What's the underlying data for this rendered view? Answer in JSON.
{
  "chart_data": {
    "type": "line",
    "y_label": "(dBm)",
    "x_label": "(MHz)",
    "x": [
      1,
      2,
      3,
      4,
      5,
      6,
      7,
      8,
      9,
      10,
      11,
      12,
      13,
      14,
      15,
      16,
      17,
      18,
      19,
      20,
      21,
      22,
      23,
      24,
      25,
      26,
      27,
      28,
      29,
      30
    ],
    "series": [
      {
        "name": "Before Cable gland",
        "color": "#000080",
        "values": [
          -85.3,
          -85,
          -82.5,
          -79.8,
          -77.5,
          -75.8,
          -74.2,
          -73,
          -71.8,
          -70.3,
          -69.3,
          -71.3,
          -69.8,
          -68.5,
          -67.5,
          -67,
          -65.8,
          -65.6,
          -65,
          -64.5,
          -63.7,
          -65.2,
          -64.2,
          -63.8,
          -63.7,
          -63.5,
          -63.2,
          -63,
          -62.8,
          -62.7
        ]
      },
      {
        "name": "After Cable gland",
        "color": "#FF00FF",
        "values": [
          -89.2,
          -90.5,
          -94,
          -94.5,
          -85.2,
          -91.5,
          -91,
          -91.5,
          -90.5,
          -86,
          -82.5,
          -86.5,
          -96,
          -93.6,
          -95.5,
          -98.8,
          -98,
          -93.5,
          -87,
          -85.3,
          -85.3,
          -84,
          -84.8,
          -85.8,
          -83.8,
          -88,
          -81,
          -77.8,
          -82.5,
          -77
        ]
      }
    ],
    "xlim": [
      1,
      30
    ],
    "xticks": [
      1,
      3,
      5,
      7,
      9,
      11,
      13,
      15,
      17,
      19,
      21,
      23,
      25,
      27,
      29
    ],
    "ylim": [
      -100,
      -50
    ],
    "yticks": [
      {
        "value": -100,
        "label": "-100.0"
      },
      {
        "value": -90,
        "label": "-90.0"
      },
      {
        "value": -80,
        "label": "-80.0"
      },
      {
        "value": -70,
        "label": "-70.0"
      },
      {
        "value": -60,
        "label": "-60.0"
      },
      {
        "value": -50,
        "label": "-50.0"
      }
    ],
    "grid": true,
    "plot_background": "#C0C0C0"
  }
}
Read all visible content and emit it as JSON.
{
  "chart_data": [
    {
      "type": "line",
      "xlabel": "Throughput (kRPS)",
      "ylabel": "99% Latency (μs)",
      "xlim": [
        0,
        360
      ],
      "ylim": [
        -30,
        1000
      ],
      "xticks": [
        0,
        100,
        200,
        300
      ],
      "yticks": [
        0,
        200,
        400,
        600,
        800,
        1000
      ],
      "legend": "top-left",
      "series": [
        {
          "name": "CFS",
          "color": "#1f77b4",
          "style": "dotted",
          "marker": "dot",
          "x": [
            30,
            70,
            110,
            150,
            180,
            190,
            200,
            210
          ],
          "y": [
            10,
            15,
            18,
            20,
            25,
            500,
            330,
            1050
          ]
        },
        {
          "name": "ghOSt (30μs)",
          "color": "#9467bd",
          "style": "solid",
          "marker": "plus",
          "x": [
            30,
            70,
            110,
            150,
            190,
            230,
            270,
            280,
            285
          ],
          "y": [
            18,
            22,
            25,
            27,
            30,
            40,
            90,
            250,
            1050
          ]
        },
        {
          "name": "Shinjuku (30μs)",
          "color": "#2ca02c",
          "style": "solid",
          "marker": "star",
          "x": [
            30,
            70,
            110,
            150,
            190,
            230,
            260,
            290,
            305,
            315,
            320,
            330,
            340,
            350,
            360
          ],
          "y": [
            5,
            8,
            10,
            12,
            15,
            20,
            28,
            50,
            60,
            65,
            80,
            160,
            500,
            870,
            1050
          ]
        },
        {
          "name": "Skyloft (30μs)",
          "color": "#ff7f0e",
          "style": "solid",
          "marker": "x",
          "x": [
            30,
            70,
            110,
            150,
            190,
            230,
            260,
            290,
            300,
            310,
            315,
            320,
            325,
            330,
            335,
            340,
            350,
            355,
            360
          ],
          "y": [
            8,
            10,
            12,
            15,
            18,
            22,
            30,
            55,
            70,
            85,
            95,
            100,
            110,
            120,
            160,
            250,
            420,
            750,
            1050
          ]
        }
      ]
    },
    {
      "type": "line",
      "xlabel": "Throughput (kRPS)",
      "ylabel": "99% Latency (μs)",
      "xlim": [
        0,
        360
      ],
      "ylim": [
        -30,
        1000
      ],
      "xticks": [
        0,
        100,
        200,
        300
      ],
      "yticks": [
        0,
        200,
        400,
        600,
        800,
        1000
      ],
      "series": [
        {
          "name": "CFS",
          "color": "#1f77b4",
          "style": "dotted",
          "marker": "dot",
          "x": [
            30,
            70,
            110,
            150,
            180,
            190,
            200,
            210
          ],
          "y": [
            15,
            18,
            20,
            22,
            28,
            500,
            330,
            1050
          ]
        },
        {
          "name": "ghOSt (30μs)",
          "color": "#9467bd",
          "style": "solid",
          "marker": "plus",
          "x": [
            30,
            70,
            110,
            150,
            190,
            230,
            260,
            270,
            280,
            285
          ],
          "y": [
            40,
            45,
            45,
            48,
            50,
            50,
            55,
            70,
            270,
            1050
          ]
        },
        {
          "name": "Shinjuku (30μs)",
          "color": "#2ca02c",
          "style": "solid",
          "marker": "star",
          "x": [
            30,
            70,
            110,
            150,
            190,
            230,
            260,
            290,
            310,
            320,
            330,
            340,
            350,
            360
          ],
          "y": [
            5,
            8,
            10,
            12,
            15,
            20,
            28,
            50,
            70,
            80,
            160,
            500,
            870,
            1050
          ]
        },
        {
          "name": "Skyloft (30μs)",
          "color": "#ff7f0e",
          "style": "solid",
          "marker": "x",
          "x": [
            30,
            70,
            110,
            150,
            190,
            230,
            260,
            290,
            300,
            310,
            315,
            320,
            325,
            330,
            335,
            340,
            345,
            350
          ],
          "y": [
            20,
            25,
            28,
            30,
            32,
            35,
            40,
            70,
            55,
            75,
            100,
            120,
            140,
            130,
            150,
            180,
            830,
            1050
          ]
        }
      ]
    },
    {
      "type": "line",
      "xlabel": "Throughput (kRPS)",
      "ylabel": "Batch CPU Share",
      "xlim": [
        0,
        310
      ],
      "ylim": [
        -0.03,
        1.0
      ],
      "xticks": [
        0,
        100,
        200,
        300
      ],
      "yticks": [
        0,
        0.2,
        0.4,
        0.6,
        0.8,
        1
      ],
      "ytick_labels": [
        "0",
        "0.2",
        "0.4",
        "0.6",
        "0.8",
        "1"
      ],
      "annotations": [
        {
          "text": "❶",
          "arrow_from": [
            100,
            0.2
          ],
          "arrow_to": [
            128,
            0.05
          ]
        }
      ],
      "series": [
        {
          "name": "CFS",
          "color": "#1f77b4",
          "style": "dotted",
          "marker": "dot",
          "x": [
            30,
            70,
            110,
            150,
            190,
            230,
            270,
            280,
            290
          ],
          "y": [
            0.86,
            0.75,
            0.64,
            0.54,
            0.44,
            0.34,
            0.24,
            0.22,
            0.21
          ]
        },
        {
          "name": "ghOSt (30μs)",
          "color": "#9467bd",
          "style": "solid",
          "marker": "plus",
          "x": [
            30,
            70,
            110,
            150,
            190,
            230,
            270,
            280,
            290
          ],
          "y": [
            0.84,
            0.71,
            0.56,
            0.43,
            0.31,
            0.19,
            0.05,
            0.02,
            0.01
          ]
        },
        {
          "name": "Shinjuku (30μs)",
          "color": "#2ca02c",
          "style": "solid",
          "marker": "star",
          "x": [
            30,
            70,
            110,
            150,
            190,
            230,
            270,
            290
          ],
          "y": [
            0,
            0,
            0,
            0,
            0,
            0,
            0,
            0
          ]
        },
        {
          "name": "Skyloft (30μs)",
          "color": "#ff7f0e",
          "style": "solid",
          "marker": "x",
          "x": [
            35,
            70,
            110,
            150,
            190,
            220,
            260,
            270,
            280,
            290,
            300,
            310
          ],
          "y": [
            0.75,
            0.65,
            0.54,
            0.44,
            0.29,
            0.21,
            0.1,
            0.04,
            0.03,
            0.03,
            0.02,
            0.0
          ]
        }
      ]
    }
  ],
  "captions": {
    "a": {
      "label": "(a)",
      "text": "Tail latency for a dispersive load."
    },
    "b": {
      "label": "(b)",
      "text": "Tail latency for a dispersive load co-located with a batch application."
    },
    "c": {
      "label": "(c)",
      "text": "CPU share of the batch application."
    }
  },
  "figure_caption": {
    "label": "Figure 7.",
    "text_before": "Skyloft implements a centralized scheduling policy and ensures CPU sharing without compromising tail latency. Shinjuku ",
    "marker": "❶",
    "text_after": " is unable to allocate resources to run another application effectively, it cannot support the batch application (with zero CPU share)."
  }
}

● ● ●

» **Problem statement**
Where a line of the data holds "Cable", show that line.

» **Expected answer**
        "name": "Before Cable gland",
        "name": "After Cable gland",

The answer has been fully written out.